#### ITEMS ####
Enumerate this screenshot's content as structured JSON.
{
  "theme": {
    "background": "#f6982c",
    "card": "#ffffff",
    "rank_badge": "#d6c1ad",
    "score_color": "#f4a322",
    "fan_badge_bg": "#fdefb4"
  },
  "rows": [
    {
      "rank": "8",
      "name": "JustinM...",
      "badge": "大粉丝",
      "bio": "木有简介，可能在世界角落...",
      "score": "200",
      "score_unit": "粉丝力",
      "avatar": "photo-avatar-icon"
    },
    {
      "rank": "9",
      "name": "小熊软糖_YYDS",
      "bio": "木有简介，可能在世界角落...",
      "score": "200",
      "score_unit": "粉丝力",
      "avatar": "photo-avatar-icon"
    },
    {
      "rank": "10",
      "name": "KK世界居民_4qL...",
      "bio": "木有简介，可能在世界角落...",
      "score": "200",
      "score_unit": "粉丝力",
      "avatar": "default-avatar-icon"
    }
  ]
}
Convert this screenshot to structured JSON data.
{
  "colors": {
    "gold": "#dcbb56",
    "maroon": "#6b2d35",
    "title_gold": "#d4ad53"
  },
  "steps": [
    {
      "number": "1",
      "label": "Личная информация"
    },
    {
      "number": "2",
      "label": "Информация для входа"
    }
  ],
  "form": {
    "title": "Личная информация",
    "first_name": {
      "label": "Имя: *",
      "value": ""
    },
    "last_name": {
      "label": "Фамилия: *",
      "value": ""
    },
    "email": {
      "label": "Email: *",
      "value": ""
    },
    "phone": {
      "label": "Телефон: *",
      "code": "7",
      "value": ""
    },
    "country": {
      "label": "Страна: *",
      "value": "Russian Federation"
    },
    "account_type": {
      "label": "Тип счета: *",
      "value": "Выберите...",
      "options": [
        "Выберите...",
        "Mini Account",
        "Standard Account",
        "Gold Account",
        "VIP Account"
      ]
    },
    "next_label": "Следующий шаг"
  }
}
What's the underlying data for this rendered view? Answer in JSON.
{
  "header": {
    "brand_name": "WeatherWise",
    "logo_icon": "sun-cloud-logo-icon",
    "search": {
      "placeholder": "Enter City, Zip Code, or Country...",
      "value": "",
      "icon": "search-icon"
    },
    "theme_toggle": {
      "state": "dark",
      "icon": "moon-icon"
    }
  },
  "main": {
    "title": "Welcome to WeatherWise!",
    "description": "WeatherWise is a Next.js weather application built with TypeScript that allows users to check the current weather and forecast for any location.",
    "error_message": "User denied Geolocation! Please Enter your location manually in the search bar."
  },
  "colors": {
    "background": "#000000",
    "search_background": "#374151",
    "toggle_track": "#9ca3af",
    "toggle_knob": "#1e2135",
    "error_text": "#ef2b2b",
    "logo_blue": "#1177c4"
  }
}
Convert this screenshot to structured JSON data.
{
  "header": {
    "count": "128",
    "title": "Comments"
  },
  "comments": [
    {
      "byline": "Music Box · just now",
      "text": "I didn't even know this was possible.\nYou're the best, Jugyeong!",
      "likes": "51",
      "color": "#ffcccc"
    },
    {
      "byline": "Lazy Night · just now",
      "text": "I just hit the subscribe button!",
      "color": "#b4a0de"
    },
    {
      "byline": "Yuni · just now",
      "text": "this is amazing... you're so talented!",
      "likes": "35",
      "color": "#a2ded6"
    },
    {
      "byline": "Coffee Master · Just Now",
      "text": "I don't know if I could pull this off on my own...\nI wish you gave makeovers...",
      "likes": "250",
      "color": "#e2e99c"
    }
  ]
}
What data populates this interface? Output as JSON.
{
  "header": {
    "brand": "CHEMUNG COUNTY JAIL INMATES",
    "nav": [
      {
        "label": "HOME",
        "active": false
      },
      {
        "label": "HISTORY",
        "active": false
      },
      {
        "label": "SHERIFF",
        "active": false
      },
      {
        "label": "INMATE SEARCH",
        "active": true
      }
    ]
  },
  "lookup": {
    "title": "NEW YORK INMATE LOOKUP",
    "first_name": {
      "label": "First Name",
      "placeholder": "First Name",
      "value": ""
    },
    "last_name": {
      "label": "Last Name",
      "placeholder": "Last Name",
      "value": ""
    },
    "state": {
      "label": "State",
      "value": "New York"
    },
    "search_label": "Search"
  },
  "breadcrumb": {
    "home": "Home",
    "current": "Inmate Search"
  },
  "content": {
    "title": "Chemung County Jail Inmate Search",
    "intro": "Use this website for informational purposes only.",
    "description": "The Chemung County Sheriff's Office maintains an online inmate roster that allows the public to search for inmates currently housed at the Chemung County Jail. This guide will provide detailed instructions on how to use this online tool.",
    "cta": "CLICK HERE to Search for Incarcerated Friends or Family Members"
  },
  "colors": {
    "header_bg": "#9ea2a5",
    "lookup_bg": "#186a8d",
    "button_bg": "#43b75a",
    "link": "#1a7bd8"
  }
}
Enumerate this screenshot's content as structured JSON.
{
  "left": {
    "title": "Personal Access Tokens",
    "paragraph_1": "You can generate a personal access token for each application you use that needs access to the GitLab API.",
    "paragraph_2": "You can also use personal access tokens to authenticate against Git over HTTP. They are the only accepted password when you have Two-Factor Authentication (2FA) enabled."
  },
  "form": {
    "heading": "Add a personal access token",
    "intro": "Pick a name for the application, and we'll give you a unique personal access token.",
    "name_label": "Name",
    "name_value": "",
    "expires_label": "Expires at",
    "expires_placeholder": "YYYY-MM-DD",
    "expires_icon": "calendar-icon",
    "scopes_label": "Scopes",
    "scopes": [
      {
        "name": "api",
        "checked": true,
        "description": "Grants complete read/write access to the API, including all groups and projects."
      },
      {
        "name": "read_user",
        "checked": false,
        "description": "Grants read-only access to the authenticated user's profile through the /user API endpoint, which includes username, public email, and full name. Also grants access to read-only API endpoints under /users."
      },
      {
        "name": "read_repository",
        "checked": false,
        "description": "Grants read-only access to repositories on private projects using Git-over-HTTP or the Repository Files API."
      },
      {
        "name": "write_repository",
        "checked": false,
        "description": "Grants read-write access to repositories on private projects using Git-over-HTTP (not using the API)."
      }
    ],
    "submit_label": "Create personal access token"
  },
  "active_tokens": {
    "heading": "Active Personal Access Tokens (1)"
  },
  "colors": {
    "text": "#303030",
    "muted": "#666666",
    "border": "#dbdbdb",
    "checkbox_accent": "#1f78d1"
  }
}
####
> _WHAT THE EXERCISE ASKS_:
Each entry is to be returned in full, character for character.

> _FULL SOLUTION_:
Enumerate this screenshot's content as structured JSON.
{
  "theme": {
    "background": "#f6982c",
    "card": "#ffffff",
    "rank_badge": "#d6c1ad",
    "score_color": "#f4a322",
    "fan_badge_bg": "#fdefb4"
  },
  "rows": [
    {
      "rank": "8",
      "name": "JustinM...",
      "badge": "大粉丝",
      "bio": "木有简介，可能在世界角落...",
      "score": "200",
      "score_unit": "粉丝力",
      "avatar": "photo-avatar-icon"
    },
    {
      "rank": "9",
      "name": "小熊软糖_YYDS",
      "bio": "木有简介，可能在世界角落...",
      "score": "200",
      "score_unit": "粉丝力",
      "avatar": "photo-avatar-icon"
    },
    {
      "rank": "10",
      "name": "KK世界居民_4qL...",
      "bio": "木有简介，可能在世界角落...",
      "score": "200",
      "score_unit": "粉丝力",
      "avatar": "default-avatar-icon"
    }
  ]
}
Convert this screenshot to structured JSON data.
{
  "colors": {
    "gold": "#dcbb56",
    "maroon": "#6b2d35",
    "title_gold": "#d4ad53"
  },
  "steps": [
    {
      "number": "1",
      "label": "Личная информация"
    },
    {
      "number": "2",
      "label": "Информация для входа"
    }
  ],
  "form": {
    "title": "Личная информация",
    "first_name": {
      "label": "Имя: *",
      "value": ""
    },
    "last_name": {
      "label": "Фамилия: *",
      "value": ""
    },
    "email": {
      "label": "Email: *",
      "value": ""
    },
    "phone": {
      "label": "Телефон: *",
      "code": "7",
      "value": ""
    },
    "country": {
      "label": "Страна: *",
      "value": "Russian Federation"
    },
    "account_type": {
      "label": "Тип счета: *",
      "value": "Выберите...",
      "options": [
        "Выберите...",
        "Mini Account",
        "Standard Account",
        "Gold Account",
        "VIP Account"
      ]
    },
    "next_label": "Следующий шаг"
  }
}
What's the underlying data for this rendered view? Answer in JSON.
{
  "header": {
    "brand_name": "WeatherWise",
    "logo_icon": "sun-cloud-logo-icon",
    "search": {
      "placeholder": "Enter City, Zip Code, or Country...",
      "value": "",
      "icon": "search-icon"
    },
    "theme_toggle": {
      "state": "dark",
      "icon": "moon-icon"
    }
  },
  "main": {
    "title": "Welcome to WeatherWise!",
    "description": "WeatherWise is a Next.js weather application built with TypeScript that allows users to check the current weather and forecast for any location.",
    "error_message": "User denied Geolocation! Please Enter your location manually in the search bar."
  },
  "colors": {
    "background": "#000000",
    "search_background": "#374151",
    "toggle_track": "#9ca3af",
    "toggle_knob": "#1e2135",
    "error_text": "#ef2b2b",
    "logo_blue": "#1177c4"
  }
}
Convert this screenshot to structured JSON data.
{
  "header": {
    "count": "128",
    "title": "Comments"
  },
  "comments": [
    {
      "byline": "Music Box · just now",
      "text": "I didn't even know this was possible.\nYou're the best, Jugyeong!",
      "likes": "51",
      "color": "#ffcccc"
    },
    {
      "byline": "Lazy Night · just now",
      "text": "I just hit the subscribe button!",
      "color": "#b4a0de"
    },
    {
      "byline": "Yuni · just now",
      "text": "this is amazing... you're so talented!",
      "likes": "35",
      "color": "#a2ded6"
    },
    {
      "byline": "Coffee Master · Just Now",
      "text": "I don't know if I could pull this off on my own...\nI wish you gave makeovers...",
      "likes": "250",
      "color": "#e2e99c"
    }
  ]
}
What data populates this interface? Output as JSON.
{
  "header": {
    "brand": "CHEMUNG COUNTY JAIL INMATES",
    "nav": [
      {
        "label": "HOME",
        "active": false
      },
      {
        "label": "HISTORY",
        "active": false
      },
      {
        "label": "SHERIFF",
        "active": false
      },
      {
        "label": "INMATE SEARCH",
        "active": true
      }
    ]
  },
  "lookup": {
    "title": "NEW YORK INMATE LOOKUP",
    "first_name": {
      "label": "First Name",
      "placeholder": "First Name",
      "value": ""
    },
    "last_name": {
      "label": "Last Name",
      "placeholder": "Last Name",
      "value": ""
    },
    "state": {
      "label": "State",
      "value": "New York"
    },
    "search_label": "Search"
  },
  "breadcrumb": {
    "home": "Home",
    "current": "Inmate Search"
  },
  "content": {
    "title": "Chemung County Jail Inmate Search",
    "intro": "Use this website for informational purposes only.",
    "description": "The Chemung County Sheriff's Office maintains an online inmate roster that allows the public to search for inmates currently housed at the Chemung County Jail. This guide will provide detailed instructions on how to use this online tool.",
    "cta": "CLICK HERE to Search for Incarcerated Friends or Family Members"
  },
  "colors": {
    "header_bg": "#9ea2a5",
    "lookup_bg": "#186a8d",
    "button_bg": "#43b75a",
    "link": "#1a7bd8"
  }
}
Enumerate this screenshot's content as structured JSON.
{
  "left": {
    "title": "Personal Access Tokens",
    "paragraph_1": "You can generate a personal access token for each application you use that needs access to the GitLab API.",
    "paragraph_2": "You can also use personal access tokens to authenticate against Git over HTTP. They are the only accepted password when you have Two-Factor Authentication (2FA) enabled."
  },
  "form": {
    "heading": "Add a personal access token",
    "intro": "Pick a name for the application, and we'll give you a unique personal access token.",
    "name_label": "Name",
    "name_value": "",
    "expires_label": "Expires at",
    "expires_placeholder": "YYYY-MM-DD",
    "expires_icon": "calendar-icon",
    "scopes_label": "Scopes",
    "scopes": [
      {
        "name": "api",
        "checked": true,
        "description": "Grants complete read/write access to the API, including all groups and projects."
      },
      {
        "name": "read_user",
        "checked": false,
        "description": "Grants read-only access to the authenticated user's profile through the /user API endpoint, which includes username, public email, and full name. Also grants access to read-only API endpoints under /users."
      },
      {
        "name": "read_repository",
        "checked": false,
        "description": "Grants read-only access to repositories on private projects using Git-over-HTTP or the Repository Files API."
      },
      {
        "name": "write_repository",
        "checked": false,
        "description": "Grants read-write access to repositories on private projects using Git-over-HTTP (not using the API)."
      }
    ],
    "submit_label": "Create personal access token"
  },
  "active_tokens": {
    "heading": "Active Personal Access Tokens (1)"
  },
  "colors": {
    "text": "#303030",
    "muted": "#666666",
    "border": "#dbdbdb",
    "checkbox_accent": "#1f78d1"
  }
}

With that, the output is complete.